>> START Available data

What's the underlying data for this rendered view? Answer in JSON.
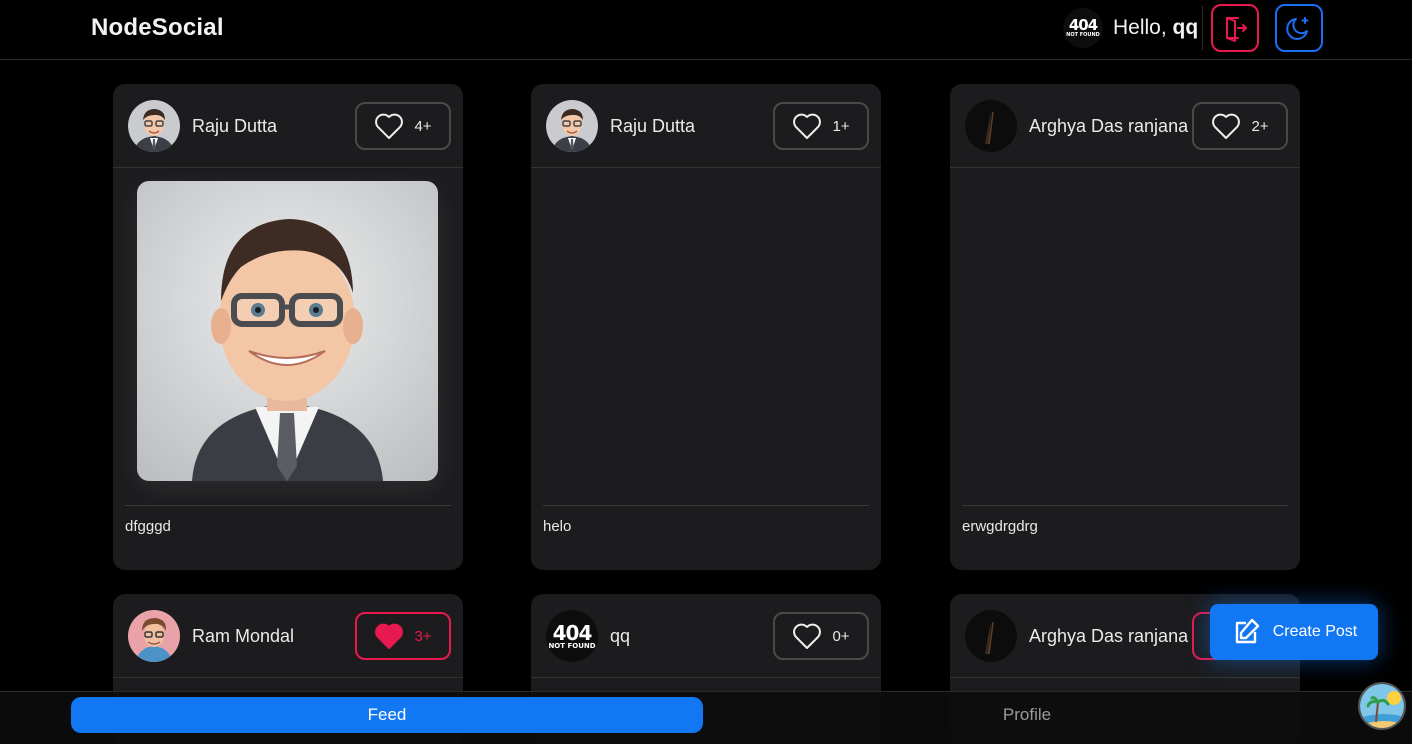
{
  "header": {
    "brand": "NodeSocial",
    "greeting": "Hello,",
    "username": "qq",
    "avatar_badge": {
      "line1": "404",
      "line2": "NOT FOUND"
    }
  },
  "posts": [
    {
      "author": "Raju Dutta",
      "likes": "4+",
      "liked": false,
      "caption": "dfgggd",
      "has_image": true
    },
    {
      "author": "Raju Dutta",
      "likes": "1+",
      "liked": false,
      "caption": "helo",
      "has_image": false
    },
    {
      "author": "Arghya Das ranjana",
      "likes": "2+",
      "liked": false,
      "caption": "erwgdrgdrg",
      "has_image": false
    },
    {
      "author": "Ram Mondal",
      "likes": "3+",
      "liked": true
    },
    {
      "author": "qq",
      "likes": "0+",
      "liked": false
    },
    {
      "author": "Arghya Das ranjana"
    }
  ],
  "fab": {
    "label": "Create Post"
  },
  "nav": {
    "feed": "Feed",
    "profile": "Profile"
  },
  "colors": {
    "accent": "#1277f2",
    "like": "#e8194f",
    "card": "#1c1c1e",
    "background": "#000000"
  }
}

>> END Available data

Exercise task
Print each line of the material above exactly, with the pictures removed from your copy.

Response to the task
What's the underlying data for this rendered view? Answer in JSON.
{
  "header": {
    "brand": "NodeSocial",
    "greeting": "Hello,",
    "username": "qq",
    "avatar_badge": {
      "line1": "404",
      "line2": "NOT FOUND"
    }
  },
  "posts": [
    {
      "author": "Raju Dutta",
      "likes": "4+",
      "liked": false,
      "caption": "dfgggd",
      "has_image": true
    },
    {
      "author": "Raju Dutta",
      "likes": "1+",
      "liked": false,
      "caption": "helo",
      "has_image": false
    },
    {
      "author": "Arghya Das ranjana",
      "likes": "2+",
      "liked": false,
      "caption": "erwgdrgdrg",
      "has_image": false
    },
    {
      "author": "Ram Mondal",
      "likes": "3+",
      "liked": true
    },
    {
      "author": "qq",
      "likes": "0+",
      "liked": false
    },
    {
      "author": "Arghya Das ranjana"
    }
  ],
  "fab": {
    "label": "Create Post"
  },
  "nav": {
    "feed": "Feed",
    "profile": "Profile"
  },
  "colors": {
    "accent": "#1277f2",
    "like": "#e8194f",
    "card": "#1c1c1e",
    "background": "#000000"
  }
}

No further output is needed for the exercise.